>> begin TASK INPUTS
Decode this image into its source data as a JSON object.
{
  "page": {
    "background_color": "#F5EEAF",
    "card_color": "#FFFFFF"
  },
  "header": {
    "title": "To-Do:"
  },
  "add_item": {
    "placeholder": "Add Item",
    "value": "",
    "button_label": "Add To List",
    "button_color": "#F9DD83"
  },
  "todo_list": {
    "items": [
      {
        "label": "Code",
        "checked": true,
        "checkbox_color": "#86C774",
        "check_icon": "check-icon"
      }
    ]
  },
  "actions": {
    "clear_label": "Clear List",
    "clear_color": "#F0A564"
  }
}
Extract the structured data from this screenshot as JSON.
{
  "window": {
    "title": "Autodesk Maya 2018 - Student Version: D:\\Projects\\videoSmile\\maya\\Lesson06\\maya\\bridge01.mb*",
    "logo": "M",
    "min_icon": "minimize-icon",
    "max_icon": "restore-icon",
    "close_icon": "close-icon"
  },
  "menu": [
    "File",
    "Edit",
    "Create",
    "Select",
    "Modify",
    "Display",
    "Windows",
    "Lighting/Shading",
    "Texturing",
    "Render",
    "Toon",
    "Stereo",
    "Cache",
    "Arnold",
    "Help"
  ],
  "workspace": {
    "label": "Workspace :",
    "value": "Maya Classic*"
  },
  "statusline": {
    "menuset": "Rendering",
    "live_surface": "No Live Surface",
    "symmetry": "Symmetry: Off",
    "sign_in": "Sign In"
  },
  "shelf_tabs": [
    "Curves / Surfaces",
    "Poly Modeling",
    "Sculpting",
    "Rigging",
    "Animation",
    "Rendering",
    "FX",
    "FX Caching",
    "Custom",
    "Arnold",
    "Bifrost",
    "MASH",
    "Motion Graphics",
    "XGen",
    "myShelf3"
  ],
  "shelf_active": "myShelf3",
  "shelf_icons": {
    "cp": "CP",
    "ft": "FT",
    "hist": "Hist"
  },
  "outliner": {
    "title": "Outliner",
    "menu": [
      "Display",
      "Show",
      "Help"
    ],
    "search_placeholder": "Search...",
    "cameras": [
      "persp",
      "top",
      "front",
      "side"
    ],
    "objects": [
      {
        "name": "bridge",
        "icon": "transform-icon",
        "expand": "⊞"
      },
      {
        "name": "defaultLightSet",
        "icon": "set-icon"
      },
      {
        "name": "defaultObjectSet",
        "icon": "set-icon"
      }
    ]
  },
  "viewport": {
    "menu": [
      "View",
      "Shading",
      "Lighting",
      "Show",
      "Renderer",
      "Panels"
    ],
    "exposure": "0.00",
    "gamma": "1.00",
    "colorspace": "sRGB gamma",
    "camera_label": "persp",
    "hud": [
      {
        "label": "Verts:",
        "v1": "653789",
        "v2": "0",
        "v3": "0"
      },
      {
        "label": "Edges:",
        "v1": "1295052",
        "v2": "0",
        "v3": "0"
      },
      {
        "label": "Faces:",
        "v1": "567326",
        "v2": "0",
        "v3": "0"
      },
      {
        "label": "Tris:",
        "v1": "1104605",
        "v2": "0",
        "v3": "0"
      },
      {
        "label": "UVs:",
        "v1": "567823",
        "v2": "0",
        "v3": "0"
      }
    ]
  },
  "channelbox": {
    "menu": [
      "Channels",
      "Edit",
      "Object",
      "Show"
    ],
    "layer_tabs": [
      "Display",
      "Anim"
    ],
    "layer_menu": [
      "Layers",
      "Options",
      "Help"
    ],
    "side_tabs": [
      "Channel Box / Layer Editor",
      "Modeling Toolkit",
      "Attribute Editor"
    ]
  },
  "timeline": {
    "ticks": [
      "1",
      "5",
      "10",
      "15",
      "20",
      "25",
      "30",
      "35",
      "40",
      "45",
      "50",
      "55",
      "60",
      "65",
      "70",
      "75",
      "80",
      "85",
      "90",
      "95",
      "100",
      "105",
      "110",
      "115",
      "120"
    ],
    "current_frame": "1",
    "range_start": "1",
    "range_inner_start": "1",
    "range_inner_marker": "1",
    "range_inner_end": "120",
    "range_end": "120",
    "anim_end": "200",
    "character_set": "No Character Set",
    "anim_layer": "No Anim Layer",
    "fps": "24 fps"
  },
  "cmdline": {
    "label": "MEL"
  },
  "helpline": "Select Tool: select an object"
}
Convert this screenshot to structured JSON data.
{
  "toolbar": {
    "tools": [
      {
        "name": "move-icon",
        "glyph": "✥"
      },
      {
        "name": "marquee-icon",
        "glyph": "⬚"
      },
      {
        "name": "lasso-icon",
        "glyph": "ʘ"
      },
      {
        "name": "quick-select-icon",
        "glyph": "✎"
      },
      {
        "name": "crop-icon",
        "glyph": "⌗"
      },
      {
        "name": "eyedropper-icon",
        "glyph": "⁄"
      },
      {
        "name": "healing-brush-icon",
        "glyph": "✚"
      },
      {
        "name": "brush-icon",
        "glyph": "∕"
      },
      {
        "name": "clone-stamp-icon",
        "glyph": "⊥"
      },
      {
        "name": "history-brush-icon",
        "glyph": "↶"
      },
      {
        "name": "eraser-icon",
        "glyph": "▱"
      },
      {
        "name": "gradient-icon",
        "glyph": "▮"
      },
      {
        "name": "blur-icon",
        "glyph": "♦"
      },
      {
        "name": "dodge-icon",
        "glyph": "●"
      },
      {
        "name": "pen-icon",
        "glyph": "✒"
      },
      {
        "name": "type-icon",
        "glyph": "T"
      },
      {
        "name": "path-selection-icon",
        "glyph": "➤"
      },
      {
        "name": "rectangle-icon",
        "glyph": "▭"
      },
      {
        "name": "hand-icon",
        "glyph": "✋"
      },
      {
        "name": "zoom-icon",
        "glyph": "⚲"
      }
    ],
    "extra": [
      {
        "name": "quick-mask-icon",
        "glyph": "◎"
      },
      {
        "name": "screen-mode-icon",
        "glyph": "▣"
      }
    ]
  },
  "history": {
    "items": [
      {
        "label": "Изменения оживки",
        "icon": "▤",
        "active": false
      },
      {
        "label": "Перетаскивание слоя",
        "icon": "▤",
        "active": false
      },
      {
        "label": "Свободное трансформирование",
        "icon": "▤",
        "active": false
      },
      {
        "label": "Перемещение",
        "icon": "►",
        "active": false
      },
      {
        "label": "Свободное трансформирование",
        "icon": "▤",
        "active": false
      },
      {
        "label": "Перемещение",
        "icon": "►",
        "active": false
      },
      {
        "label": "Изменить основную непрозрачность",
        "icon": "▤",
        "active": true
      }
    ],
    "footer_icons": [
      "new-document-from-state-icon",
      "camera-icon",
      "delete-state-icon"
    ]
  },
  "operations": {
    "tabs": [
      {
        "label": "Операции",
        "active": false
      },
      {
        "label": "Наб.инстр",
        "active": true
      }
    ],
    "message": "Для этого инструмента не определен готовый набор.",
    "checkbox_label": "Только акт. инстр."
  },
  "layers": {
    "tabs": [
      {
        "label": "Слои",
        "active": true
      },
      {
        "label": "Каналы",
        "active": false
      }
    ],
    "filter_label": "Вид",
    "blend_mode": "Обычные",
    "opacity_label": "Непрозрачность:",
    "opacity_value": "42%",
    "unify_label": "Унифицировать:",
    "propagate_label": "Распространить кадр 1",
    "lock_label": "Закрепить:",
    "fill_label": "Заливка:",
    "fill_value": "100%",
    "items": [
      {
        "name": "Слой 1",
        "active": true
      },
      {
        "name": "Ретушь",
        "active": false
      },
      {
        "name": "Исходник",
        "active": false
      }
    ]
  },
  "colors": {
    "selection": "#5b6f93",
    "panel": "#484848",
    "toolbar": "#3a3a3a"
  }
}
>> end TASK INPUTS
→ AIM:
Where does the word "screenshot" appear in the listing? List each line that holds it.

→ WRITTEN SOLUTION:
Extract the structured data from this screenshot as JSON.
Convert this screenshot to structured JSON data.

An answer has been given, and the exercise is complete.